### Requirement 1
According to the email about digital negatives, why are imagesetter negatives foolproof?

### Reading text

Re: Density Range & Pt/Pd (was: HP5+ for alternative processes)

From: [email protected]
Date: 04/03/04-08:03:24 PM Z
Message-id: <>


I think imagesetter negatives can make good prints and they are foolproof
since they are actually screen printings—the image is tone simulated with tiny
black dots.

I do think you might want to re-visit other forms of digital negatives
though. They do function more like traditional negatives and the density you require
in your note below (log 2.2) is easily achieved.

If you have in-camera negatives that are large enough, then no reason to go
digital unless there is some major change you wish to make in the image.

Mark Nelson
AKA Dancing Digits

In a message dated 4/3/04 2:45:20 PM, writes:

> In a message dated 03/04/2004 20:02:40 GMT Standard Time,
> writes:
> Terry,
> A few other questions, if you don't mind.
> 1.  With your ratio of 1:4 Platinum to Palladium, are you then mixing that
> 1:1 with Ferric Oxalate?
> 2.  Are you using any restrainer?

### Requirement 2
Return, unchanged, the part of the rows that opens with the line containing "chart-title: Distribution of" and closes with the line containing "UI element localization: list", including both of those lines.

### The input
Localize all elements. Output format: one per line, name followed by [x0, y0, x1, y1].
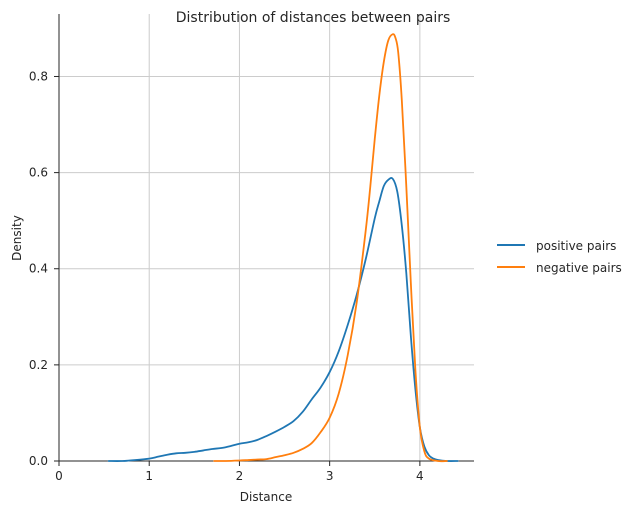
chart-title: Distribution of distances between pairs — [176, 10, 451, 26]
legend: positive pairs negative pairs — [497, 239, 622, 275]
y-tick-label: 0.4 — [29, 262, 48, 276]
legend-label-negative-pairs: negative pairs — [536, 261, 622, 275]
series-lines — [107, 33, 459, 463]
x-tick-label: 1 — [145, 469, 153, 483]
series-line-positive-pairs — [107, 177, 459, 462]
legend-label-positive-pairs: positive pairs — [536, 239, 616, 253]
x-tick-label: 3 — [326, 469, 334, 483]
x-tick-label: 0 — [55, 469, 63, 483]
x-axis-label: Distance — [240, 490, 292, 504]
x-tick-label: 2 — [236, 469, 244, 483]
grid — [59, 14, 474, 461]
y-tick-label: 0.0 — [29, 454, 48, 468]
x-tick-label: 4 — [416, 469, 424, 483]
y-axis-label: Density — [10, 215, 24, 261]
y-tick-label: 0.6 — [29, 166, 48, 180]
y-ticks: 0.0 0.2 0.4 0.6 0.8 — [29, 69, 59, 468]
series-line-negative-pairs — [213, 33, 448, 463]
y-tick-label: 0.2 — [29, 358, 48, 372]
axes — [58, 14, 474, 462]
x-ticks: 0 1 2 3 4 — [55, 461, 424, 483]
y-tick-label: 0.8 — [29, 69, 48, 83]
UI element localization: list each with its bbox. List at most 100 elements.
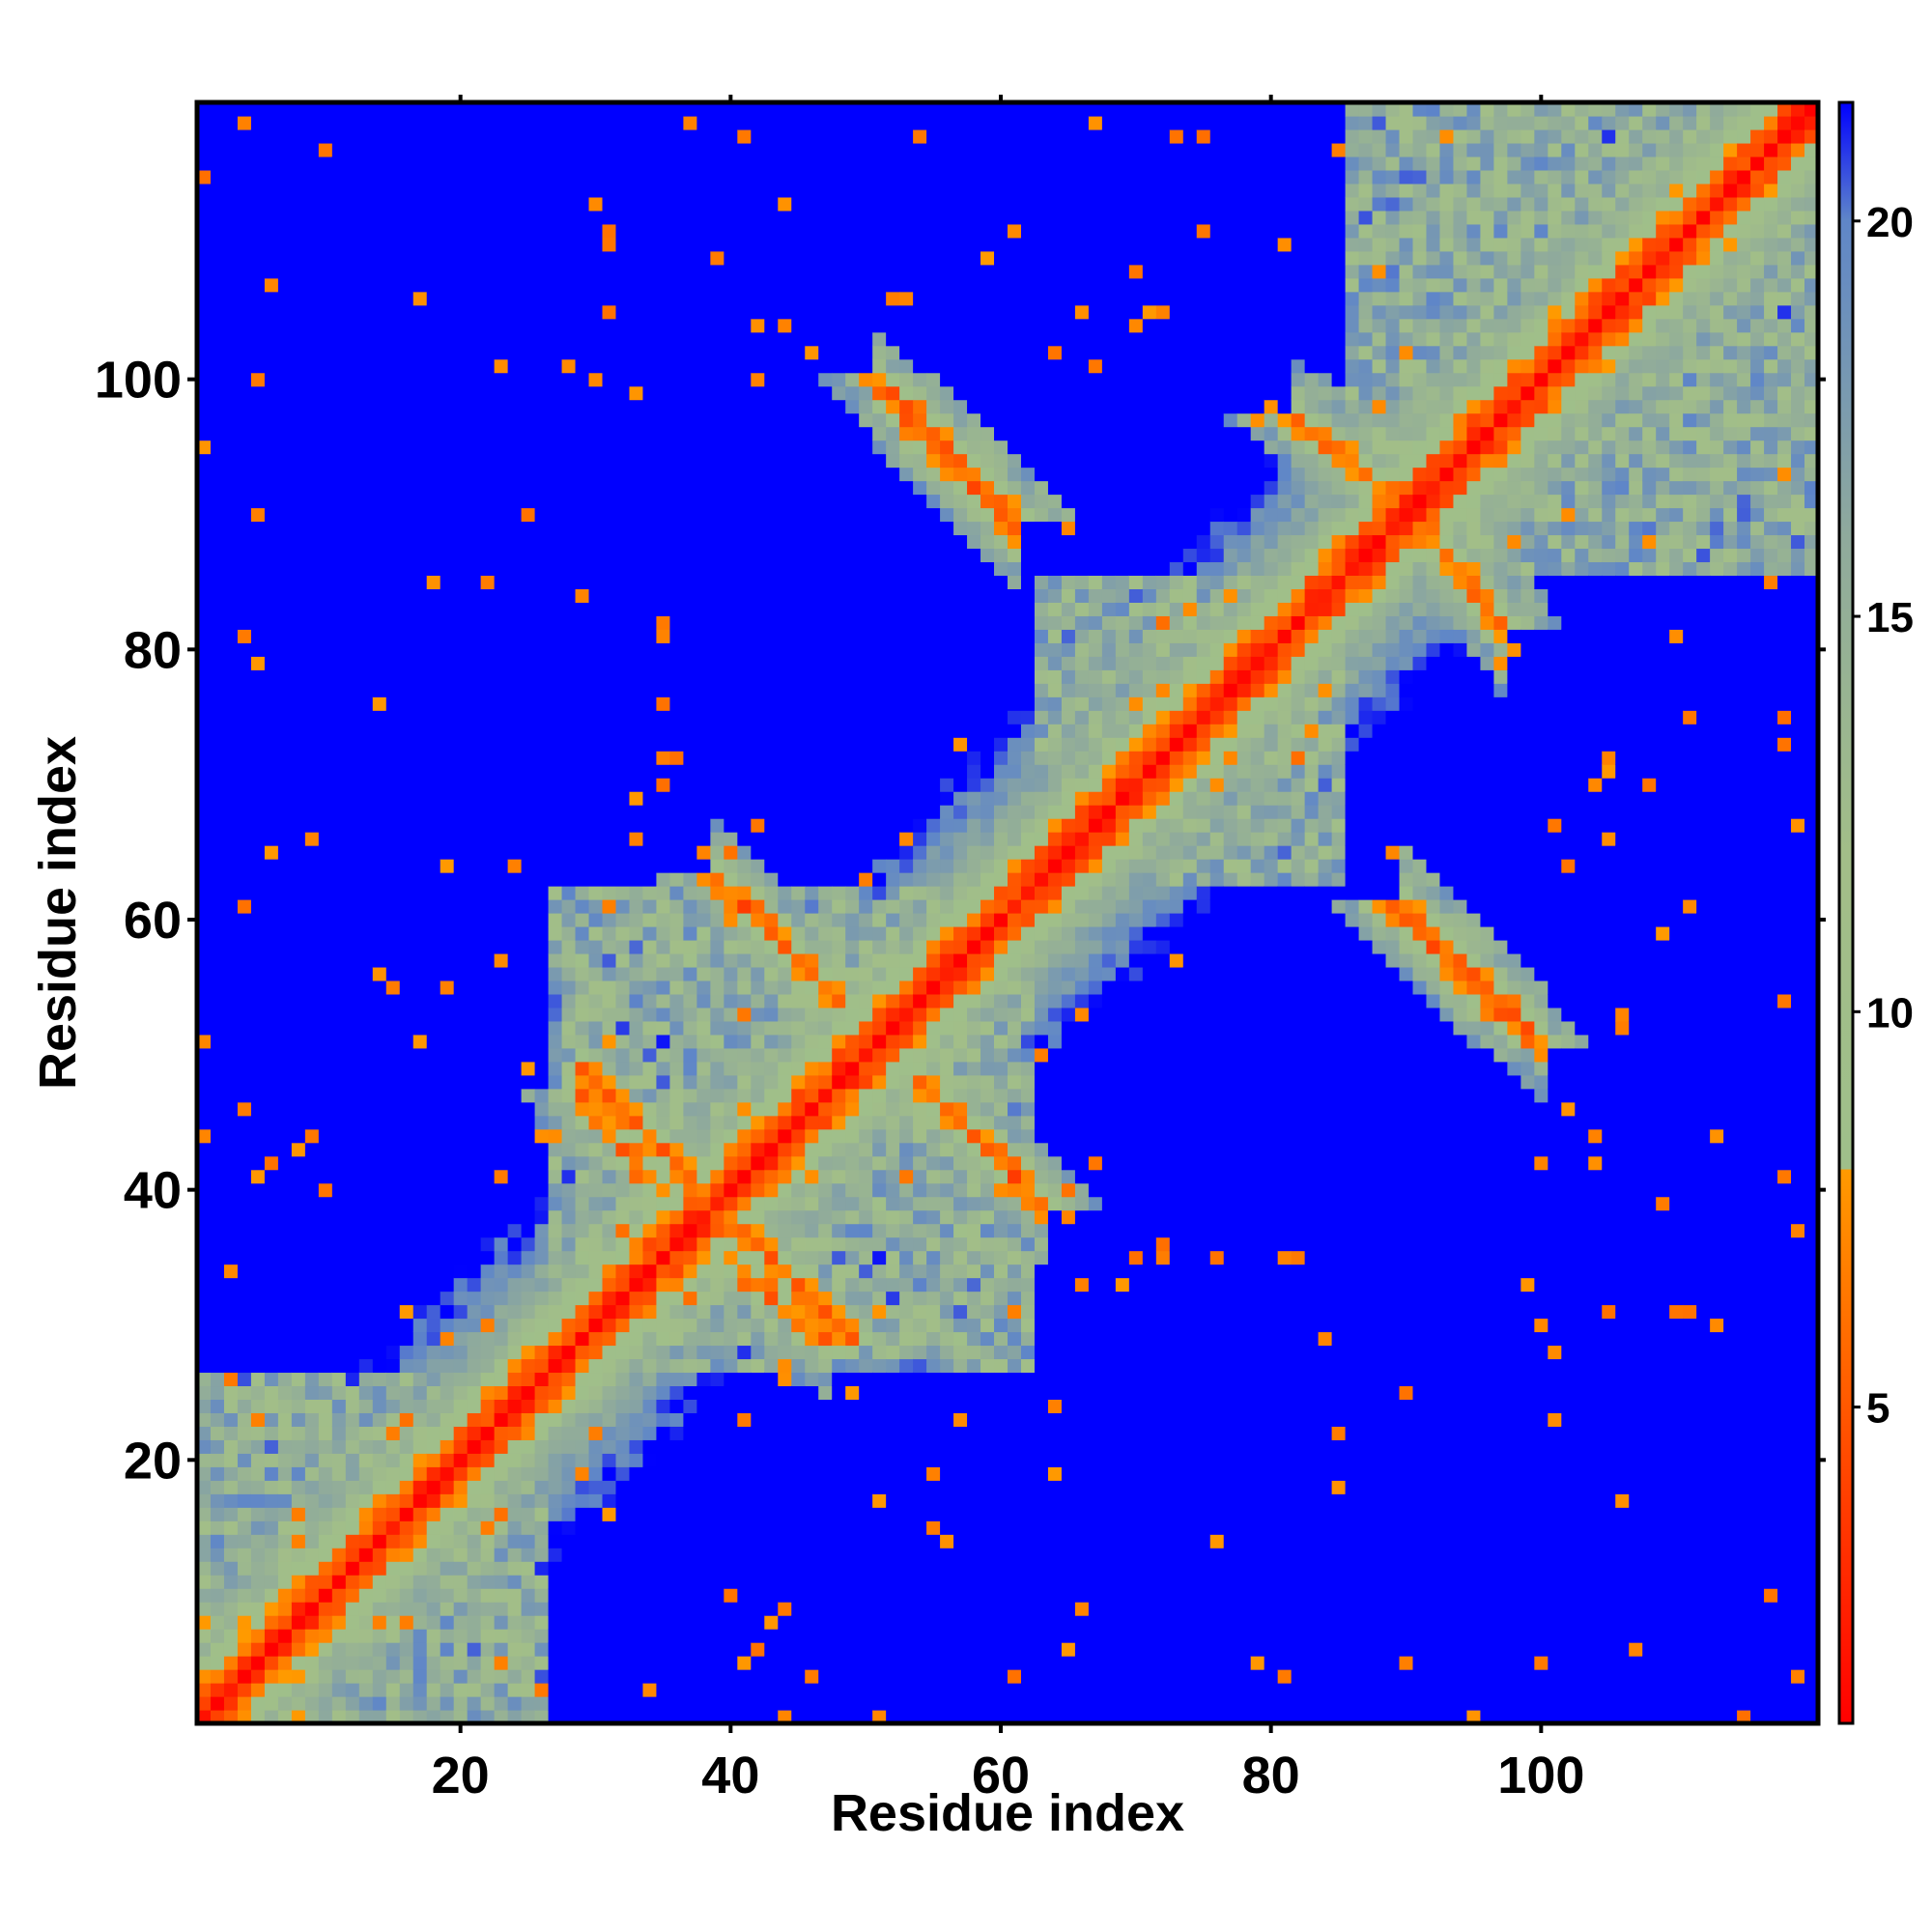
heatmap-cell (453, 1520, 469, 1535)
heatmap-cell (629, 1575, 644, 1589)
heatmap-cell (751, 1588, 765, 1603)
heatmap-cell (412, 1169, 428, 1184)
heatmap-cell (385, 1602, 401, 1616)
heatmap-cell (696, 724, 711, 738)
heatmap-cell (534, 440, 550, 455)
heatmap-cell (277, 1426, 293, 1440)
heatmap-cell (264, 966, 279, 981)
heatmap-cell (751, 1602, 765, 1616)
heatmap-cell (683, 1101, 697, 1117)
heatmap-cell (507, 1047, 523, 1063)
heatmap-cell (291, 1412, 306, 1427)
heatmap-cell (629, 128, 644, 144)
heatmap-cell (480, 372, 496, 387)
heatmap-cell (223, 1047, 239, 1063)
heatmap-cell (521, 1209, 536, 1225)
heatmap-cell (696, 683, 711, 697)
heatmap-cell (264, 1696, 279, 1711)
heatmap-cell (494, 1575, 509, 1589)
heatmap-cell (602, 277, 617, 293)
heatmap-cell (331, 1169, 347, 1184)
heatmap-cell (575, 1358, 590, 1374)
heatmap-cell (197, 1696, 212, 1711)
heatmap-cell (548, 115, 563, 130)
heatmap-cell (602, 1155, 617, 1171)
heatmap-cell (751, 899, 765, 914)
heatmap-cell (629, 521, 644, 536)
heatmap-cell (602, 237, 617, 252)
heatmap-cell (358, 1358, 374, 1374)
heatmap-cell (656, 1182, 671, 1198)
heatmap-cell (615, 1399, 631, 1413)
heatmap-cell (358, 521, 374, 536)
heatmap-cell (223, 1493, 239, 1508)
heatmap-cell (548, 696, 563, 711)
heatmap-cell (467, 399, 482, 414)
heatmap-cell (440, 548, 455, 563)
heatmap-cell (264, 1493, 279, 1508)
heatmap-cell (223, 629, 239, 643)
heatmap-cell (575, 1331, 590, 1347)
heatmap-cell (304, 399, 320, 414)
heatmap-cell (737, 1439, 752, 1454)
heatmap-cell (197, 331, 212, 347)
heatmap-cell (210, 791, 225, 806)
heatmap-cell (345, 1656, 360, 1670)
heatmap-cell (197, 1277, 212, 1293)
heatmap-cell (494, 1142, 509, 1157)
heatmap-cell (345, 358, 360, 374)
heatmap-cell (331, 521, 347, 536)
heatmap-cell (250, 399, 266, 414)
heatmap-cell (277, 372, 293, 387)
heatmap-cell (602, 1291, 617, 1306)
heatmap-cell (223, 1534, 239, 1548)
heatmap-cell (453, 751, 469, 765)
heatmap-cell (453, 264, 469, 279)
heatmap-cell (426, 1182, 441, 1198)
heatmap-cell (467, 1277, 482, 1293)
heatmap-cell (575, 291, 590, 306)
heatmap-cell (345, 1264, 360, 1279)
heatmap-cell (467, 331, 482, 347)
heatmap-cell (453, 561, 469, 577)
heatmap-cell (440, 331, 455, 347)
heatmap-cell (575, 1101, 590, 1117)
heatmap-cell (467, 832, 482, 846)
heatmap-cell (588, 1291, 604, 1306)
heatmap-cell (575, 142, 590, 157)
heatmap-cell (210, 264, 225, 279)
heatmap-cell (412, 467, 428, 482)
heatmap-cell (291, 1250, 306, 1265)
heatmap-cell (575, 1669, 590, 1684)
heatmap-cell (602, 1034, 617, 1049)
heatmap-cell (602, 683, 617, 697)
heatmap-cell (534, 156, 550, 171)
heatmap-cell (223, 507, 239, 523)
heatmap-cell (683, 1061, 697, 1076)
heatmap-cell (656, 494, 671, 509)
heatmap-cell (696, 115, 711, 130)
heatmap-cell (710, 1007, 724, 1022)
heatmap-cell (467, 859, 482, 873)
heatmap-cell (318, 993, 333, 1009)
heatmap-cell (548, 196, 563, 212)
heatmap-cell (453, 913, 469, 927)
heatmap-cell (277, 1101, 293, 1117)
heatmap-cell (521, 1331, 536, 1347)
heatmap-cell (642, 832, 658, 846)
heatmap-cell (277, 1291, 293, 1306)
heatmap-cell (453, 872, 469, 887)
heatmap-cell (277, 899, 293, 914)
heatmap-cell (250, 1412, 266, 1427)
heatmap-cell (385, 318, 401, 333)
heatmap-cell (751, 1710, 765, 1724)
heatmap-cell (507, 993, 523, 1009)
heatmap-cell (683, 1602, 697, 1616)
heatmap-cell (412, 1345, 428, 1360)
heatmap-cell (669, 1020, 684, 1036)
heatmap-cell (250, 561, 266, 577)
heatmap-cell (223, 304, 239, 320)
heatmap-cell (412, 1020, 428, 1036)
heatmap-cell (615, 1615, 631, 1630)
heatmap-cell (656, 1656, 671, 1670)
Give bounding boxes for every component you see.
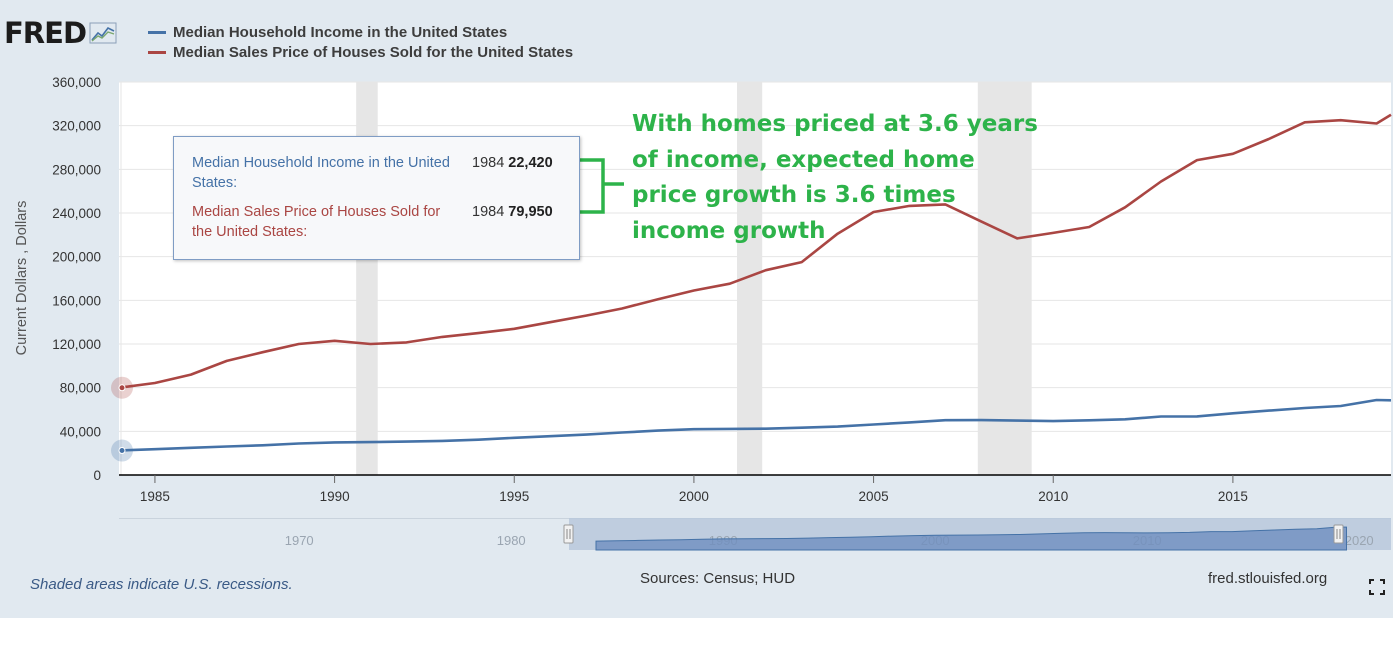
x-tick-label: 2010 [1038,489,1068,504]
y-tick-label: 160,000 [52,293,101,308]
series-lines [118,113,1392,452]
legend-item-income[interactable]: Median Household Income in the United St… [148,22,573,42]
recession-note: Shaded areas indicate U.S. recessions. [30,576,293,593]
range-handle-right[interactable] [1333,524,1344,544]
sources-text: Sources: Census; HUD [640,570,796,587]
fred-logo[interactable]: FRED [4,16,117,50]
tooltip-number: 22,420 [508,155,553,171]
annotation-line: of income, expected home [632,146,975,173]
range-navigator[interactable]: 197019801990200020102020 [119,518,1391,551]
recession-bar [977,82,1032,475]
y-tick-label: 80,000 [60,381,101,396]
legend-swatch [148,50,166,54]
x-tick-label: 2005 [859,489,889,504]
navigator-label: 2020 [1345,533,1374,548]
range-handle-left[interactable] [563,524,574,544]
chart-plot: 0 40,000 80,000 120,000 160,000 200,000 240,00… [14,75,1392,551]
y-tick-label: 320,000 [52,119,101,134]
fullscreen-icon[interactable] [1369,579,1385,595]
annotation-line: price growth is 3.6 times [632,182,956,208]
hover-markers [111,376,133,462]
y-tick-label: 240,000 [52,206,101,221]
annotation-line: income growth [632,217,826,244]
series-line-income [118,398,1392,452]
navigator-label: 1980 [497,533,526,548]
legend-label: Median Sales Price of Houses Sold for th… [173,43,574,61]
tooltip-date: 1984 [472,204,505,220]
tooltip-value: 1984 22,420 [472,153,553,173]
y-tick-label: 120,000 [52,337,101,352]
x-tick-label: 1985 [140,489,170,504]
legend-label: Median Household Income in the United St… [173,23,508,41]
y-tick-label: 280,000 [52,162,101,177]
y-tick-label: 0 [93,468,101,483]
annotation-bracket [568,158,624,214]
tooltip-date: 1984 [472,155,505,171]
x-tick-label: 1995 [499,489,529,504]
tooltip-label: Median Sales Price of Houses Sold for th… [192,204,441,240]
tooltip-value: 1984 79,950 [472,202,553,222]
chart-trend-icon [89,22,117,44]
navigator-label: 1970 [285,533,314,548]
x-tick-label: 1990 [320,489,350,504]
x-tick-label: 2015 [1218,489,1248,504]
logo-text: FRED [4,16,87,50]
x-axis-ticks: 1985 1990 1995 2000 2005 2010 2015 [140,475,1248,504]
y-axis-ticks: 0 40,000 80,000 120,000 160,000 200,000 240,00… [52,75,101,483]
site-link[interactable]: fred.stlouisfed.org [1208,570,1328,587]
y-tick-label: 40,000 [60,424,101,439]
tooltip-label: Median Household Income in the United St… [192,155,450,191]
y-axis-label: Current Dollars , Dollars [14,201,30,356]
chart-container: FRED Median Household Income in the Unit… [0,0,1393,618]
y-tick-label: 360,000 [52,75,101,90]
hover-point [118,447,126,455]
legend-item-house-price[interactable]: Median Sales Price of Houses Sold for th… [148,42,573,62]
hover-point [118,384,126,392]
annotation-line: With homes priced at 3.6 years [632,111,1038,137]
annotation-text: With homes priced at 3.6 years of income… [632,107,1052,249]
x-tick-label: 2000 [679,489,709,504]
navigator-series [595,526,1347,551]
data-tooltip: Median Household Income in the United St… [173,136,580,260]
legend-swatch [148,30,166,34]
tooltip-number: 79,950 [508,204,553,220]
series-line-house-price [118,113,1392,389]
y-tick-label: 200,000 [52,250,101,265]
chart-legend: Median Household Income in the United St… [148,22,573,62]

### Correct response 1
They are actually screen printings, with the image tone simulated by tiny black dots.

### Correct response 2
chart-title: Distribution of distances between pairs — [176, 10, 451, 26]
legend: positive pairs negative pairs — [497, 239, 622, 275]
y-tick-label: 0.4 — [29, 262, 48, 276]
legend-label-negative-pairs: negative pairs — [536, 261, 622, 275]
series-lines — [107, 33, 459, 463]
x-tick-label: 1 — [145, 469, 153, 483]
series-line-positive-pairs — [107, 177, 459, 462]
legend-label-positive-pairs: positive pairs — [536, 239, 616, 253]
x-tick-label: 3 — [326, 469, 334, 483]
x-tick-label: 0 — [55, 469, 63, 483]
x-axis-label: Distance — [240, 490, 292, 504]
x-tick-label: 2 — [236, 469, 244, 483]
grid — [59, 14, 474, 461]
y-tick-label: 0.0 — [29, 454, 48, 468]
x-tick-label: 4 — [416, 469, 424, 483]
y-axis-label: Density — [10, 215, 24, 261]
y-tick-label: 0.6 — [29, 166, 48, 180]
y-ticks: 0.0 0.2 0.4 0.6 0.8 — [29, 69, 59, 468]
series-line-negative-pairs — [213, 33, 448, 463]
y-tick-label: 0.2 — [29, 358, 48, 372]
axes — [58, 14, 474, 462]
x-ticks: 0 1 2 3 4 — [55, 461, 424, 483]
y-tick-label: 0.8 — [29, 69, 48, 83]
UI element localization: list each with its bbox. List at most 100 elements.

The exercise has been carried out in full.